• _Aim of the task_: Compile every line that includes the word "نامه".

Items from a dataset
[START]

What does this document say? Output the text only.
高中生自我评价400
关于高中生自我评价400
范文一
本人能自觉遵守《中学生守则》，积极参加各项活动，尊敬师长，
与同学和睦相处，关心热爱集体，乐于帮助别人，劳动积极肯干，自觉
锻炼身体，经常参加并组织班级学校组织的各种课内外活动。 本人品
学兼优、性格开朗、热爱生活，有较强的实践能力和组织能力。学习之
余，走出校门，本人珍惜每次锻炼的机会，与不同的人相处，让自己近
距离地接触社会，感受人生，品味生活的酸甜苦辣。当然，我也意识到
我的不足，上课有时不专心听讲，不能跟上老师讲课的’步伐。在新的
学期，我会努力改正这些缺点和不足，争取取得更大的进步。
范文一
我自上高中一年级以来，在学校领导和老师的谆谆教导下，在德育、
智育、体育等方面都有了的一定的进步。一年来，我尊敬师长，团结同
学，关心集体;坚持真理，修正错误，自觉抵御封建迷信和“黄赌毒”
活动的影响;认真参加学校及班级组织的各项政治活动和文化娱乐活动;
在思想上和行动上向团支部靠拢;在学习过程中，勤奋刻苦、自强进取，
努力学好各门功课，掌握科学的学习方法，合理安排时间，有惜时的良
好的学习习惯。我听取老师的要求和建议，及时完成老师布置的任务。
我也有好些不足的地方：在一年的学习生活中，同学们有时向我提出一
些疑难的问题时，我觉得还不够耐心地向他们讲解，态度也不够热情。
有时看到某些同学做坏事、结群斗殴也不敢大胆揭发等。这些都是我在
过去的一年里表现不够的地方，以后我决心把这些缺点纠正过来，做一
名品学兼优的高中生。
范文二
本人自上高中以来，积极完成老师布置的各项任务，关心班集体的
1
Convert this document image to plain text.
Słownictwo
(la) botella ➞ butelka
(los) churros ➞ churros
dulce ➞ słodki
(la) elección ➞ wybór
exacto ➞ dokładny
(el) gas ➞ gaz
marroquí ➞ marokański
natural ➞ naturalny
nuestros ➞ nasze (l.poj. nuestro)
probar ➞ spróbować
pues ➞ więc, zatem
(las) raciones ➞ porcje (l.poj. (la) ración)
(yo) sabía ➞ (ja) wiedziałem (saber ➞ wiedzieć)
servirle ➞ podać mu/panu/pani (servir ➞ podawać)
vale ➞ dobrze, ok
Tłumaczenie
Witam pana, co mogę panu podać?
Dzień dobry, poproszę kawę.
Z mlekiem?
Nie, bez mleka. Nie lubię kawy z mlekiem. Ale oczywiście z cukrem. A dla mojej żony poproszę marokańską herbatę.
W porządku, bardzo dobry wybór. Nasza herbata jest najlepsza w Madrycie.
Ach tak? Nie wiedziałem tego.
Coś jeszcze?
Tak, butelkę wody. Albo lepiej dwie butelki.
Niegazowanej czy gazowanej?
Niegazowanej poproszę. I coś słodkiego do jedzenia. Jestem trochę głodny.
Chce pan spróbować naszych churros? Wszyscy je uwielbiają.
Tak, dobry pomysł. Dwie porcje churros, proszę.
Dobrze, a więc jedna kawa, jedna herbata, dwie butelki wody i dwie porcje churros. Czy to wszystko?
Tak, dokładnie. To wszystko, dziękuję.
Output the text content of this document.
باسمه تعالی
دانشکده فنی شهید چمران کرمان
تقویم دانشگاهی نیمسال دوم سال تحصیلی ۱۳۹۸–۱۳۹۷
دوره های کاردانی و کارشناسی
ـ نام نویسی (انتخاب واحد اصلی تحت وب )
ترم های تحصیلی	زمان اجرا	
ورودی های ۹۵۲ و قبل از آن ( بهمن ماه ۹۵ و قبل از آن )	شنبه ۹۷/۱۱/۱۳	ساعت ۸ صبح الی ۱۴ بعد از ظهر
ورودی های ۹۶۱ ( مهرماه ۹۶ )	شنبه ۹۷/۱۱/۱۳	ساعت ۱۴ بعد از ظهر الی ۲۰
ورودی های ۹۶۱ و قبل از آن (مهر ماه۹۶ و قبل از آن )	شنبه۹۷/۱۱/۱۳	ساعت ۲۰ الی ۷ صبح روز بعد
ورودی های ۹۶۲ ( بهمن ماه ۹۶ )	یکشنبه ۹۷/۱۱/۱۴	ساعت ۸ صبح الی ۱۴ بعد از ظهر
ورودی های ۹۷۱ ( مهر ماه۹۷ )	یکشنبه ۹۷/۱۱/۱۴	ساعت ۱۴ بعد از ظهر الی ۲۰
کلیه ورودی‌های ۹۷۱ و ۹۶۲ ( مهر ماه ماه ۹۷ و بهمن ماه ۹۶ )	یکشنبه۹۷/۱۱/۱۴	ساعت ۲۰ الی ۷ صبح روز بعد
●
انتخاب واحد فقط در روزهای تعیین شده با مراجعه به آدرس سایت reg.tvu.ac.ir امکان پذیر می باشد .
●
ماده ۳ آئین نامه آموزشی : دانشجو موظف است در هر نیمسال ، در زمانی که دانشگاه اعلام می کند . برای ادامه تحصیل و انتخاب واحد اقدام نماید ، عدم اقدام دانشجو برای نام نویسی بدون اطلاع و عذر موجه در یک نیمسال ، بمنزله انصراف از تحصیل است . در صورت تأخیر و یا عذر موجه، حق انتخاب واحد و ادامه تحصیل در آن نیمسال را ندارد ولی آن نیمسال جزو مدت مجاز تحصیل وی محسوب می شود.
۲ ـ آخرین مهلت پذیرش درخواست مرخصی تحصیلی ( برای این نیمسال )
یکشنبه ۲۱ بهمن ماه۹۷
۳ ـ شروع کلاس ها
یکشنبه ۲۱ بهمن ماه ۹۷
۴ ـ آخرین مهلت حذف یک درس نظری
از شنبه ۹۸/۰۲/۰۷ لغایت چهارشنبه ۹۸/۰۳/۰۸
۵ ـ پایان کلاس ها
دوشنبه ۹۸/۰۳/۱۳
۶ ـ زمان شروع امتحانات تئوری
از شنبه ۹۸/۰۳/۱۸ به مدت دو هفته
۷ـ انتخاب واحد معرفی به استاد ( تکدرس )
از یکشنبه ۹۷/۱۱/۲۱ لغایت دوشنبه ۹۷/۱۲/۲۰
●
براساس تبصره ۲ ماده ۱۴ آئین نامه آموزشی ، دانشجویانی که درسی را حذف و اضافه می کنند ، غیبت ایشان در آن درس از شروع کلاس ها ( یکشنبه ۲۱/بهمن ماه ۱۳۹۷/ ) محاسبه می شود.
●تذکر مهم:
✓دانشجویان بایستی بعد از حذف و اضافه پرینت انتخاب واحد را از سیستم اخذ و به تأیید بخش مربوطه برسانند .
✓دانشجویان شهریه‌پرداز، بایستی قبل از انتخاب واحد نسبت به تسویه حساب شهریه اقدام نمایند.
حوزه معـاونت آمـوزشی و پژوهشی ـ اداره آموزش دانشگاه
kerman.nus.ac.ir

[END]

• _Complete output_:
ماده ۳ آئین نامه آموزشی : دانشجو موظف است در هر نیمسال ، در زمانی که دانشگاه اعلام می کند . برای ادامه تحصیل و انتخاب واحد اقدام نماید ، عدم اقدام دانشجو برای نام نویسی بدون اطلاع و عذر موجه در یک نیمسال ، بمنزله انصراف از تحصیل است . در صورت تأخیر و یا عذر موجه، حق انتخاب واحد و ادامه تحصیل در آن نیمسال را ندارد ولی آن نیمسال جزو مدت مجاز تحصیل وی محسوب می شود.
براساس تبصره ۲ ماده ۱۴ آئین نامه آموزشی ، دانشجویانی که درسی را حذف و اضافه می کنند ، غیبت ایشان در آن درس از شروع کلاس ها ( یکشنبه ۲۱/بهمن ماه ۱۳۹۷/ ) محاسبه می شود.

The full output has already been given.